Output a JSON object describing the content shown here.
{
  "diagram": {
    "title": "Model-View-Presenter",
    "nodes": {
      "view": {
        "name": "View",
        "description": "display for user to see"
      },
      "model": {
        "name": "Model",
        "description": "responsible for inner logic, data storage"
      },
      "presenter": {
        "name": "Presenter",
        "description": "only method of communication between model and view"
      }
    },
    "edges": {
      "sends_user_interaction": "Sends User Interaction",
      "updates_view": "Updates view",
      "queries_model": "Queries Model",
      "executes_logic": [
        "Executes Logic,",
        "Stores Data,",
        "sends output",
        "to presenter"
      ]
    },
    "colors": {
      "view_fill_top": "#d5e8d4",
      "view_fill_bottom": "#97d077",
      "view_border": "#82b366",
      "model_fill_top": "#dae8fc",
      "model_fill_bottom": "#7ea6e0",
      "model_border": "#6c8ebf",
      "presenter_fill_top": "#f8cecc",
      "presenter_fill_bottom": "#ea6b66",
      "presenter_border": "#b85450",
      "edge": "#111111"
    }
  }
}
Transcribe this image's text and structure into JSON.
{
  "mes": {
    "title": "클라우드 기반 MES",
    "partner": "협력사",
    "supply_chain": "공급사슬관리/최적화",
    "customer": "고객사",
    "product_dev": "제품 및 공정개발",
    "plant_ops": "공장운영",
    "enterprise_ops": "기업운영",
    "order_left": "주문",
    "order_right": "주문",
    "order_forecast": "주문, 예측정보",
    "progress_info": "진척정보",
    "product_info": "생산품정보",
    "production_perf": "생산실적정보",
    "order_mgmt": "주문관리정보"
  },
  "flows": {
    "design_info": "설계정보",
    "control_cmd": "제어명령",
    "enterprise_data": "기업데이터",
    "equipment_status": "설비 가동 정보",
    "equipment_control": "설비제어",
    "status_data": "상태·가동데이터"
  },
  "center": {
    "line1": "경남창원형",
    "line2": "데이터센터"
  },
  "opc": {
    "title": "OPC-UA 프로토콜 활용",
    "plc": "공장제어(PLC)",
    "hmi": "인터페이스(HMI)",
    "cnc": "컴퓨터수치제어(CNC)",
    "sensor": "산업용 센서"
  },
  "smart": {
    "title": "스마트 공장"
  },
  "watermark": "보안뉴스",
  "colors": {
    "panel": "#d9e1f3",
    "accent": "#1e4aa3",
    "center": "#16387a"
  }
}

::::

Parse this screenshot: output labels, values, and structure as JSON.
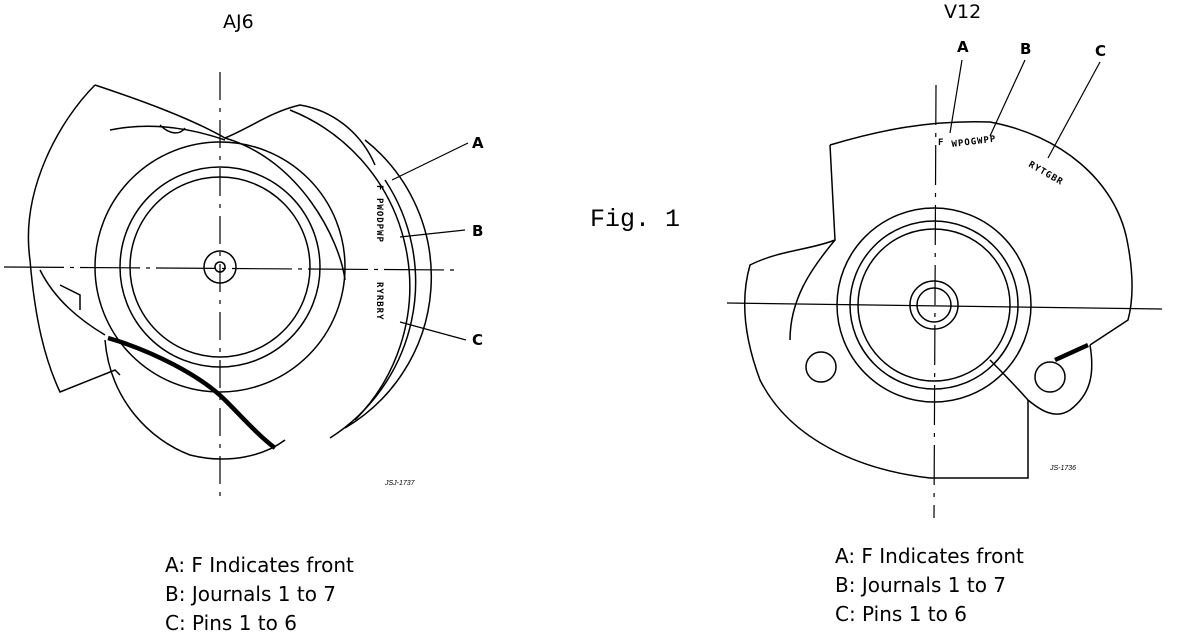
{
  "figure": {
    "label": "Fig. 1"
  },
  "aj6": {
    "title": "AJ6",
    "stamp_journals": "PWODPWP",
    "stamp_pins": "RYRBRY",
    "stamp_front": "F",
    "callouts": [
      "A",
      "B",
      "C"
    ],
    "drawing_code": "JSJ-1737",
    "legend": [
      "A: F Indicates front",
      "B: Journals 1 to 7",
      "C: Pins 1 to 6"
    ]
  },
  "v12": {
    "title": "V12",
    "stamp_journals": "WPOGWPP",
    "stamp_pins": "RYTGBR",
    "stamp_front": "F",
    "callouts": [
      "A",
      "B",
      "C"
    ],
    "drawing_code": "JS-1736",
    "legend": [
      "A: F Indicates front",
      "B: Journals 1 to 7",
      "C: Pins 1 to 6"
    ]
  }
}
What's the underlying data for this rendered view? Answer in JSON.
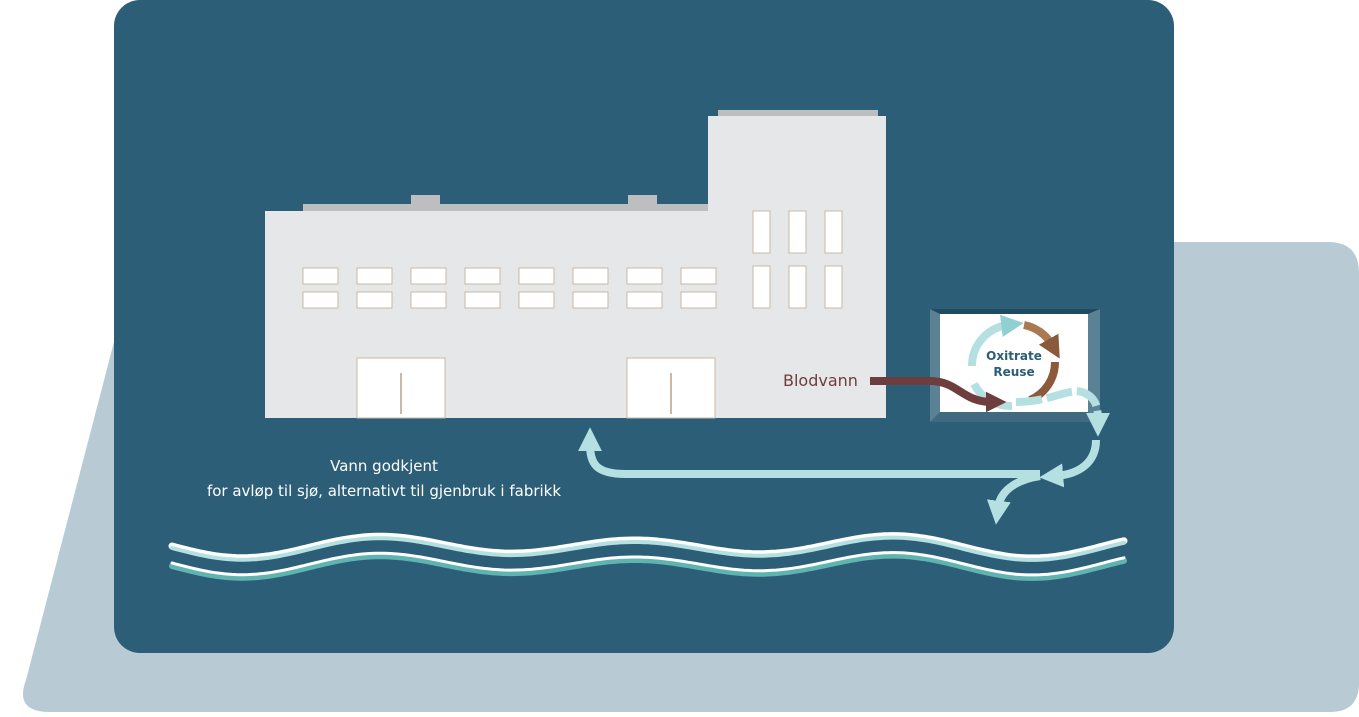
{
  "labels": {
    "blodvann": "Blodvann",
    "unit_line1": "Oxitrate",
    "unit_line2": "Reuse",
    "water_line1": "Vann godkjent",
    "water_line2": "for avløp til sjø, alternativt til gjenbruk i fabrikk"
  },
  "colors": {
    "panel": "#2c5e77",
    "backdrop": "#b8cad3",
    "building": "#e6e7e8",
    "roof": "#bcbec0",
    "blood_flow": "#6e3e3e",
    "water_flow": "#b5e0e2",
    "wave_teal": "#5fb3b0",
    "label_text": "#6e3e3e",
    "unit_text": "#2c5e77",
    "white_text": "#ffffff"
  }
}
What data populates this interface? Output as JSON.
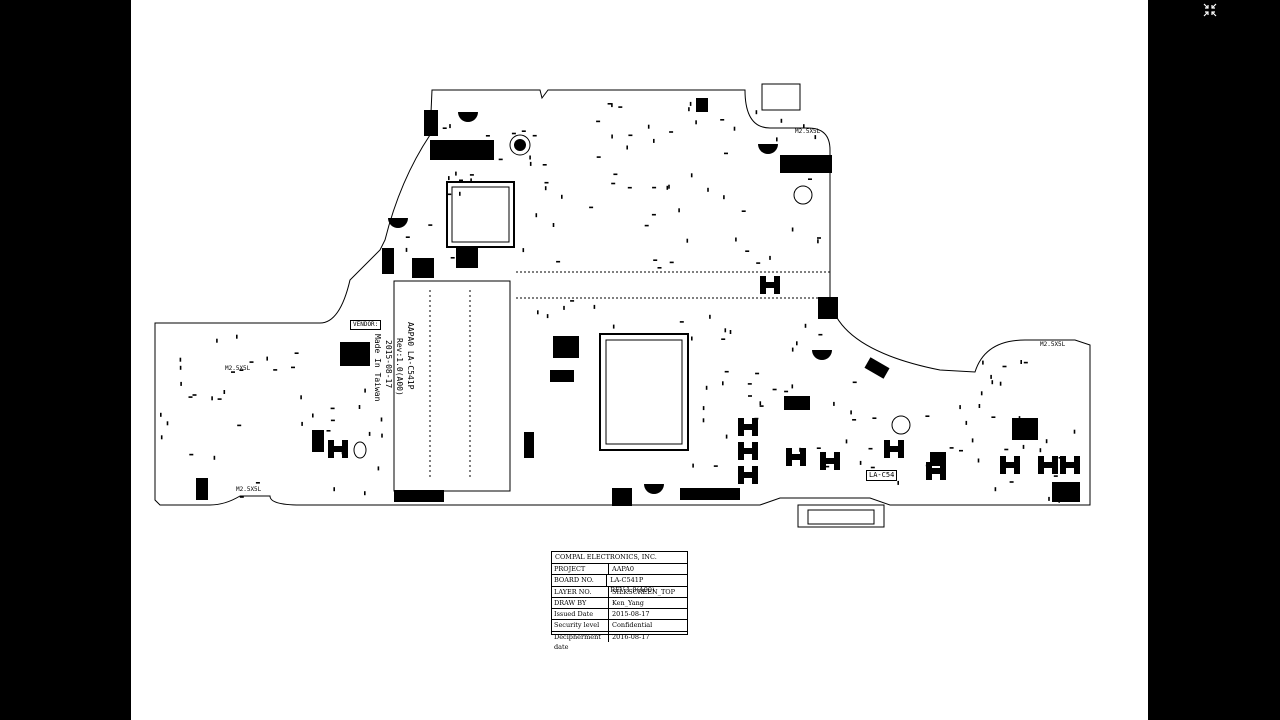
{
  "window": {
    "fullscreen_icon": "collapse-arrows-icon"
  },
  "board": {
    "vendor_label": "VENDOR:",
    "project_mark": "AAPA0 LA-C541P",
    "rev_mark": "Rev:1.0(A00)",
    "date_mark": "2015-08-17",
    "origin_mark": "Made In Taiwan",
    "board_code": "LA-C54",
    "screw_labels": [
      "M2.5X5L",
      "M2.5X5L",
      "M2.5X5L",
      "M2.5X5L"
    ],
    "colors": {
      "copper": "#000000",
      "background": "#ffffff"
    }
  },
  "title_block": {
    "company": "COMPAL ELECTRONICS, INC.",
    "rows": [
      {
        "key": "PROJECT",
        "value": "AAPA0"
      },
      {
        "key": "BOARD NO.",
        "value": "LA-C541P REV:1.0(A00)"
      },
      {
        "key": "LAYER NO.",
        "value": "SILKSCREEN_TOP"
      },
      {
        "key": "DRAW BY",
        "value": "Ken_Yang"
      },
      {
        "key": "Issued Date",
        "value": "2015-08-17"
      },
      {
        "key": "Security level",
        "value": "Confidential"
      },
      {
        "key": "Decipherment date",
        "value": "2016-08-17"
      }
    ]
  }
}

::::

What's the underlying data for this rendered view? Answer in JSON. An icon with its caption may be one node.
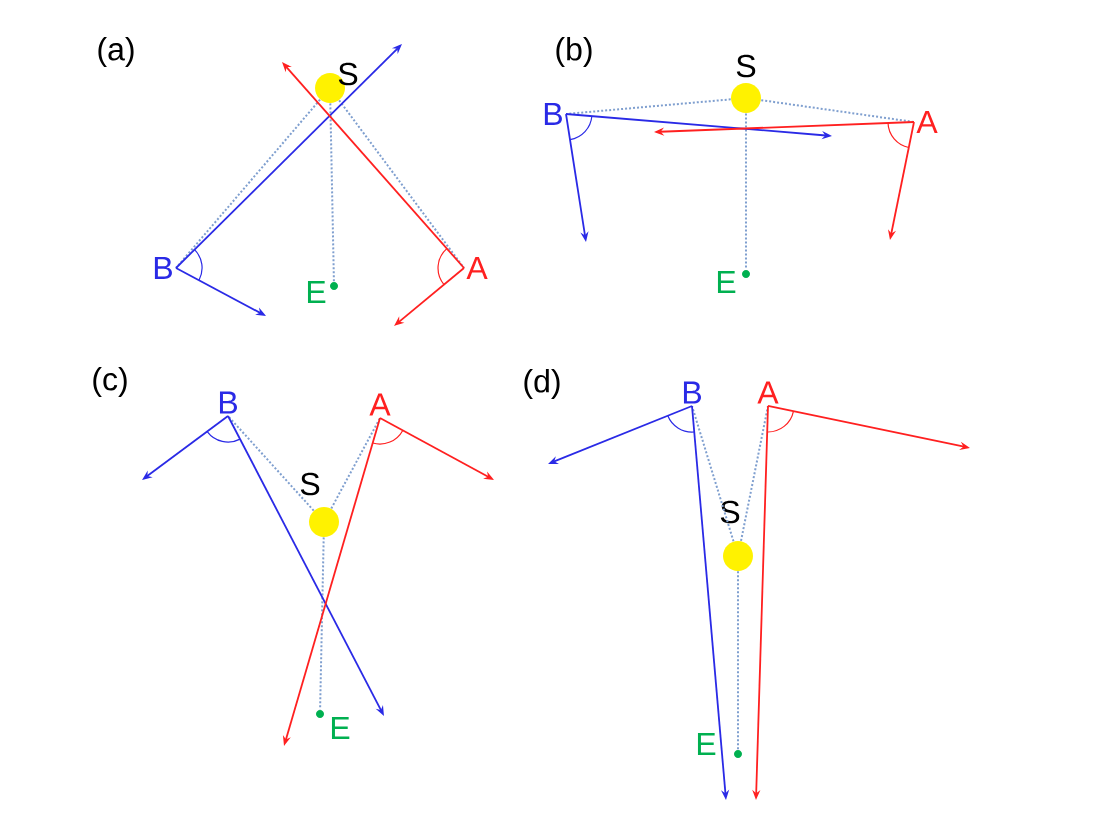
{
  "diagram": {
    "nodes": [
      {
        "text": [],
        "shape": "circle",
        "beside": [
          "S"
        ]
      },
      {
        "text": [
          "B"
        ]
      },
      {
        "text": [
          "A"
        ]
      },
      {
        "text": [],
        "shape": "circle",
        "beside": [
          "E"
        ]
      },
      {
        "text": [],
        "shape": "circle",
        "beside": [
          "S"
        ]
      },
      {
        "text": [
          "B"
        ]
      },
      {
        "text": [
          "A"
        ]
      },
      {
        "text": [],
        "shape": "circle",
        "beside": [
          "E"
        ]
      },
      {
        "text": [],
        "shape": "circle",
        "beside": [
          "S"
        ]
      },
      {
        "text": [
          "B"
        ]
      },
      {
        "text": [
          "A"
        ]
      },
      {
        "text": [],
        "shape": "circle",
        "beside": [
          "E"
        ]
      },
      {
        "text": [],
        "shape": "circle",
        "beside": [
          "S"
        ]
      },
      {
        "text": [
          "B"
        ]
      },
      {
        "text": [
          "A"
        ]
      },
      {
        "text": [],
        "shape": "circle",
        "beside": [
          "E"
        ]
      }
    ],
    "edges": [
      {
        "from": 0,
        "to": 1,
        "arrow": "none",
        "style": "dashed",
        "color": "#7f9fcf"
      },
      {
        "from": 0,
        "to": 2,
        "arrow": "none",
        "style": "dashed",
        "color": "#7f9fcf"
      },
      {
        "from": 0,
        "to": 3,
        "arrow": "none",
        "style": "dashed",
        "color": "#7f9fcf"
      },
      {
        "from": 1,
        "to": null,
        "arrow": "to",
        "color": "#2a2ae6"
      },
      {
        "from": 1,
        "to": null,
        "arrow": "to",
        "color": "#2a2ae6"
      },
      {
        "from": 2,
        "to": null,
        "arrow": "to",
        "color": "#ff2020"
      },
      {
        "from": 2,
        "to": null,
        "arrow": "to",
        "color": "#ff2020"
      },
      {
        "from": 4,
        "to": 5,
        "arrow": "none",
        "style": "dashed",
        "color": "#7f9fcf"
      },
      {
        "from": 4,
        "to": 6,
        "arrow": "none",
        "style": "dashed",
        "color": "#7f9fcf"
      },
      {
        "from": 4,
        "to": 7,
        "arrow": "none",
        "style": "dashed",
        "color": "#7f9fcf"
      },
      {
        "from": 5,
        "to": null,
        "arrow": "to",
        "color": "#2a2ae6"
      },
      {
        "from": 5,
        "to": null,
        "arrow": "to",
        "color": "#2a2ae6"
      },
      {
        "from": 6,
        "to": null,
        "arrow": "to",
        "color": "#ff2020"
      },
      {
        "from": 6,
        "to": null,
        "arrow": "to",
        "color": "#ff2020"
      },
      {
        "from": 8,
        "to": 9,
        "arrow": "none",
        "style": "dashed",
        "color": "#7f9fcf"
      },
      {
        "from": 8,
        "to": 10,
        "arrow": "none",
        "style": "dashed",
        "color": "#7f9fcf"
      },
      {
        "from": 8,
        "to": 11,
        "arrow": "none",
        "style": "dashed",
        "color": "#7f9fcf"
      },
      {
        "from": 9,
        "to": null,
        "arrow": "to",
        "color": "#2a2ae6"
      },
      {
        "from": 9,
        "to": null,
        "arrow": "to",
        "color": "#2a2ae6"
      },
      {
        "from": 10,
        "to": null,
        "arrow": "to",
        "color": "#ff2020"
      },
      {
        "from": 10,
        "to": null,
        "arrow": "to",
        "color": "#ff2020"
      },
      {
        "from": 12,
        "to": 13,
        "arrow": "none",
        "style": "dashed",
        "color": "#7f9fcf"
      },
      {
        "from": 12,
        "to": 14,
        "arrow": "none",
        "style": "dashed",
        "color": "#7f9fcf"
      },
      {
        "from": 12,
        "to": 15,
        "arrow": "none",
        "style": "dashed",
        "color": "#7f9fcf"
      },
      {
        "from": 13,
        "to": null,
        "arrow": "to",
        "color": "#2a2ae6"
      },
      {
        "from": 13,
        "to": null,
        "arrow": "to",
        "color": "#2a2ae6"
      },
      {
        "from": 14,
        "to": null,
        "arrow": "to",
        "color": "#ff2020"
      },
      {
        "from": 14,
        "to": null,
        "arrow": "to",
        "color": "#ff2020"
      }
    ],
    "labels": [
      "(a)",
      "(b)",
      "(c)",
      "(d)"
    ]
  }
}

::::

◆ THE EXERCISE ◆
Show all lines in the entries above where the string "underlying" appears.

◆ CORRECT ANSWER ◆
What's the underlying data for this rendered view? Answer in JSON.
What's the underlying data for this rendered view? Answer in JSON. An icon with its caption may be one node.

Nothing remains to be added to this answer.